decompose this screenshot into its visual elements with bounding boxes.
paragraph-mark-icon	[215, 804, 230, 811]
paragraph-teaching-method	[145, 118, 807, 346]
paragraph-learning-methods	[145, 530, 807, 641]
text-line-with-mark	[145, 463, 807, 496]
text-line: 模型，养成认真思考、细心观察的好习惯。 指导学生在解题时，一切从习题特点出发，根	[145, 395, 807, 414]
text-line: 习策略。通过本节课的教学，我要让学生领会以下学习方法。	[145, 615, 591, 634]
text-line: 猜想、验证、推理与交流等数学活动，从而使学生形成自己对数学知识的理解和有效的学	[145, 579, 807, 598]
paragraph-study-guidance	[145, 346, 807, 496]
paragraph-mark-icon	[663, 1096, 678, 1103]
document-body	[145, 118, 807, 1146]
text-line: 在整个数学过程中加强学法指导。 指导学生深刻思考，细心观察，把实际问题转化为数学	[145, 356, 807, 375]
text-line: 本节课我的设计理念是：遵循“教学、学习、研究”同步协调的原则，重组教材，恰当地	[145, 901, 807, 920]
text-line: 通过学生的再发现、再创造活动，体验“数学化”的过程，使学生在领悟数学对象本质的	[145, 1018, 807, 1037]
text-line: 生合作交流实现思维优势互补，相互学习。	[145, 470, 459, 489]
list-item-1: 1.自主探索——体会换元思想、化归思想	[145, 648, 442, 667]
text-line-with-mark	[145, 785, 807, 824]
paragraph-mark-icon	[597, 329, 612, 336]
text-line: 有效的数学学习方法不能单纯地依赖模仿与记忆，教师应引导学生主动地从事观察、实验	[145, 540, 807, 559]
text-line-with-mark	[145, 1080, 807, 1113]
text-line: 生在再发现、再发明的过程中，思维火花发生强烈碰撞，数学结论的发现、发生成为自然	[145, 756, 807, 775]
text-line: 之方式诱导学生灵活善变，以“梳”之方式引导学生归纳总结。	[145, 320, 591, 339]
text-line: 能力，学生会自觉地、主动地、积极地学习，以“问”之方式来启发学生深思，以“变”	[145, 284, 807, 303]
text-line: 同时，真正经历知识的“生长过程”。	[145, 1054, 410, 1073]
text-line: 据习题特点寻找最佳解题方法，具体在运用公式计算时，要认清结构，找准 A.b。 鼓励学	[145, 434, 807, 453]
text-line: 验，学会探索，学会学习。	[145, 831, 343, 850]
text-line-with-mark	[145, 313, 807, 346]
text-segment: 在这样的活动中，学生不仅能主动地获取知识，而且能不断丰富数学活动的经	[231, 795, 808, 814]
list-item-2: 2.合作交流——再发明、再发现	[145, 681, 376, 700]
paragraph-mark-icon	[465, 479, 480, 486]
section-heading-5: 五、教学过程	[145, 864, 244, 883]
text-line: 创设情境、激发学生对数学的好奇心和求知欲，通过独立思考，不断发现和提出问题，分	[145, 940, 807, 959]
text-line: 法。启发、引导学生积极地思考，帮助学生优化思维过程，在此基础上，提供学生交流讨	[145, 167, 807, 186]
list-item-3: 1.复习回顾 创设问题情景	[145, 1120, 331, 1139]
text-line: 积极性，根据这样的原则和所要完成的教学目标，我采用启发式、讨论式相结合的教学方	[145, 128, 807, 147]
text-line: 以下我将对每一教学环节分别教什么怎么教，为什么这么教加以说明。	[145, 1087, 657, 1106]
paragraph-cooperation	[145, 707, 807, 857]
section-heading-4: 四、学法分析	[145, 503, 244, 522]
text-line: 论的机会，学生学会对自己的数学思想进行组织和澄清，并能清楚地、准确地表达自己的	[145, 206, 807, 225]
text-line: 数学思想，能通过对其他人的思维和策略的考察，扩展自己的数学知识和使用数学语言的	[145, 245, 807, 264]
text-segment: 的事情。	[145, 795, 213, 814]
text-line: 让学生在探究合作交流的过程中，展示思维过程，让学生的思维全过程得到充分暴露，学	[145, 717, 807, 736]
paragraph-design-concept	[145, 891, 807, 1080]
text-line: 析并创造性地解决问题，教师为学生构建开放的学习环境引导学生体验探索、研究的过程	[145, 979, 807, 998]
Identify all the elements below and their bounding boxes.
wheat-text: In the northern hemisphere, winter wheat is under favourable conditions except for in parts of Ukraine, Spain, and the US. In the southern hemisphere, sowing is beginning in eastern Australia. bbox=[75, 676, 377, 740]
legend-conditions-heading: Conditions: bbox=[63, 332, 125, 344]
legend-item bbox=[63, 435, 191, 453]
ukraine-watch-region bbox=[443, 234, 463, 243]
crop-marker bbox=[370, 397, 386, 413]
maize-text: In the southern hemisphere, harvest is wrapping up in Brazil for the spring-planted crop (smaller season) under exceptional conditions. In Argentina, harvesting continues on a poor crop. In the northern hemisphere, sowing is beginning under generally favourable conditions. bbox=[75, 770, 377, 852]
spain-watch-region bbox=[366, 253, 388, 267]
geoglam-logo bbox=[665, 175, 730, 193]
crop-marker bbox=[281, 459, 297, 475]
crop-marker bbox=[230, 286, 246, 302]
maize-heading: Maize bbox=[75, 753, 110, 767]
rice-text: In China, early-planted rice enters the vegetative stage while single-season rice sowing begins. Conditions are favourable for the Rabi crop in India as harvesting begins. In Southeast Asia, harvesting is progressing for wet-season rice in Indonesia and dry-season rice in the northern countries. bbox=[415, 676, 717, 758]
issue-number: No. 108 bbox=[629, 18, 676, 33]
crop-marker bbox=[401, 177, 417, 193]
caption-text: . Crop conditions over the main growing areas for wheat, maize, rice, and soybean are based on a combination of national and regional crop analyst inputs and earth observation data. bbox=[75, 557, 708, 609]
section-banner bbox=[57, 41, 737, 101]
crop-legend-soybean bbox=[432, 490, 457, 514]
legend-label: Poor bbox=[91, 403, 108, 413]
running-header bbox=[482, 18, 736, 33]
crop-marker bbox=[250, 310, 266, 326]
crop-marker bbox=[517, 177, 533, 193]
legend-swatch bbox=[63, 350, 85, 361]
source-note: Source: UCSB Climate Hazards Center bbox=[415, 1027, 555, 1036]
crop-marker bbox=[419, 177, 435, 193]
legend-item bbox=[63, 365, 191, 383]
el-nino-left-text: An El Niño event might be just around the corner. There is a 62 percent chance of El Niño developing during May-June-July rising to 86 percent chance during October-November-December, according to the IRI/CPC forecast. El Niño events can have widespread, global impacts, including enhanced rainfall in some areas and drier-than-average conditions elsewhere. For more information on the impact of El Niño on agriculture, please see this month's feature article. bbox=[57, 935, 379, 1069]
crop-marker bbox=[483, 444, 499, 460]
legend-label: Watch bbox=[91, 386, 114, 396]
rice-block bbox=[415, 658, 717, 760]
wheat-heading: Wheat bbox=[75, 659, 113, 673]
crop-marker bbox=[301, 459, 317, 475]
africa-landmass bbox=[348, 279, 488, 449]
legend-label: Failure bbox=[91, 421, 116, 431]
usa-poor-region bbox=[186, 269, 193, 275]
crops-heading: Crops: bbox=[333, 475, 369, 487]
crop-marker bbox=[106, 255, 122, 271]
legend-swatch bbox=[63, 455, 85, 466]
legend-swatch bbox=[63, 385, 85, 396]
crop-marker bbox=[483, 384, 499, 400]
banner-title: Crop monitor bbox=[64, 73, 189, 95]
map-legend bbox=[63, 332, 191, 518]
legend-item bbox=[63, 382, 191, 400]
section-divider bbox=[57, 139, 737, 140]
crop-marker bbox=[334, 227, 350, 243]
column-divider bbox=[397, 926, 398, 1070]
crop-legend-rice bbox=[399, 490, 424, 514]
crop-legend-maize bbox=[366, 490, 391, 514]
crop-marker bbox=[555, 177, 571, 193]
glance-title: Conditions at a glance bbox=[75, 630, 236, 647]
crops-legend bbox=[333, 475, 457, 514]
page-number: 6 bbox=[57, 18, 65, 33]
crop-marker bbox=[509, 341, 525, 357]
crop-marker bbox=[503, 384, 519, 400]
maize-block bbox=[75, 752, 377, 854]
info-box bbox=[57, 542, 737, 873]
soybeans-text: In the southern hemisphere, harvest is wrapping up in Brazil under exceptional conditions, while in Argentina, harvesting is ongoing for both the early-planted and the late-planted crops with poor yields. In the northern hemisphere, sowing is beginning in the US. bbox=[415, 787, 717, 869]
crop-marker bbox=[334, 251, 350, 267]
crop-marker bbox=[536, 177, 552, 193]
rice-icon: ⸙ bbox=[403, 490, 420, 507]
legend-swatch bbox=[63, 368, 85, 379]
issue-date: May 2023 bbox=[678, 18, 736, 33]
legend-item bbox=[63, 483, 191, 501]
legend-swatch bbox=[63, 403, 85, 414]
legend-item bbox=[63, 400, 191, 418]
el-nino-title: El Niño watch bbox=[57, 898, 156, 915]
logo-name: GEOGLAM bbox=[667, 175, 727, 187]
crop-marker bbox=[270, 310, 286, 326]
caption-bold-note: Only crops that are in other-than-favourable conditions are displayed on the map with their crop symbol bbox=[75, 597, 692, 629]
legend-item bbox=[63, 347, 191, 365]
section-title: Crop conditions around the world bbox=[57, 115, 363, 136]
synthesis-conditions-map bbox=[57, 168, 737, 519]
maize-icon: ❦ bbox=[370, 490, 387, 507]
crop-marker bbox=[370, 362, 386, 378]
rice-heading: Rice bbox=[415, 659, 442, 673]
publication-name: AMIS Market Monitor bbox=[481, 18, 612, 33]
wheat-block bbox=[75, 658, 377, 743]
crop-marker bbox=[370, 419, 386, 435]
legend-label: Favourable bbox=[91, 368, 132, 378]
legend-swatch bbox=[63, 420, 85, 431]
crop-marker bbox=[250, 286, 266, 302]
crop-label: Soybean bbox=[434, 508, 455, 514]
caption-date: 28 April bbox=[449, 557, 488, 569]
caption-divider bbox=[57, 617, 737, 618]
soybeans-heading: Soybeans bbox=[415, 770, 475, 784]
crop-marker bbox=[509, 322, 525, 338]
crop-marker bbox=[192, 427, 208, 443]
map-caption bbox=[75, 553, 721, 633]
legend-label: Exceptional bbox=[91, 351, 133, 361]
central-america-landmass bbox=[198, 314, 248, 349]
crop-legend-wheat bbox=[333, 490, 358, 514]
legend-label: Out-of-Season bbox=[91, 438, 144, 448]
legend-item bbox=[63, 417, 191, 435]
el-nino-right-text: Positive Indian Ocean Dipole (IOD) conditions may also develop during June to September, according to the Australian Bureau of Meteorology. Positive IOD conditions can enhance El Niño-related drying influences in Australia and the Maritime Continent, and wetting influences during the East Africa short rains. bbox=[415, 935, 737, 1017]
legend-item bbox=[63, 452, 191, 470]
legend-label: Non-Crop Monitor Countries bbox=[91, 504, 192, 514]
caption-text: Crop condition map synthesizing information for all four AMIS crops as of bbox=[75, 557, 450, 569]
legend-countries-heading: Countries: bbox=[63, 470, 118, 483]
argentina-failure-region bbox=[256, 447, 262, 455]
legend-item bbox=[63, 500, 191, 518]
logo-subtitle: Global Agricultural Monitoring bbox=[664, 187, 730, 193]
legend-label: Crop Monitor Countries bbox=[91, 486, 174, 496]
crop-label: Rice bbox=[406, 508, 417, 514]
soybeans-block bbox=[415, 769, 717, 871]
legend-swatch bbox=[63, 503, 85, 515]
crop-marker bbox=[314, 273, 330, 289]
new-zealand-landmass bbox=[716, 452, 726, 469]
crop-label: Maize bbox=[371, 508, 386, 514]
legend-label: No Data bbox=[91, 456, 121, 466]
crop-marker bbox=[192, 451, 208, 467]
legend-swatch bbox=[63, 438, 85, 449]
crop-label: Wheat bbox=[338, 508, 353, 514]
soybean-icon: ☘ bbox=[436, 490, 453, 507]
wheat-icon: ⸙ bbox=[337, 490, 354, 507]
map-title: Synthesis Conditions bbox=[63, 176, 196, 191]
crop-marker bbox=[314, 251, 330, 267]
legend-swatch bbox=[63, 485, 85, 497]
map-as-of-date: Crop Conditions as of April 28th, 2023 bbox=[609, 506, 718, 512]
------------------------------------------------------------
» Written instruction
Starting with the first line of the material above, retype each line verbatim, and stop after the line that contains "346, 807, 496]".

» Solution for this problem
decompose this screenshot into its visual elements with bounding boxes.
paragraph-mark-icon	[215, 804, 230, 811]
paragraph-teaching-method	[145, 118, 807, 346]
paragraph-learning-methods	[145, 530, 807, 641]
text-line-with-mark	[145, 463, 807, 496]
text-line: 模型，养成认真思考、细心观察的好习惯。 指导学生在解题时，一切从习题特点出发，根	[145, 395, 807, 414]
text-line: 习策略。通过本节课的教学，我要让学生领会以下学习方法。	[145, 615, 591, 634]
text-line: 猜想、验证、推理与交流等数学活动，从而使学生形成自己对数学知识的理解和有效的学	[145, 579, 807, 598]
paragraph-study-guidance	[145, 346, 807, 496]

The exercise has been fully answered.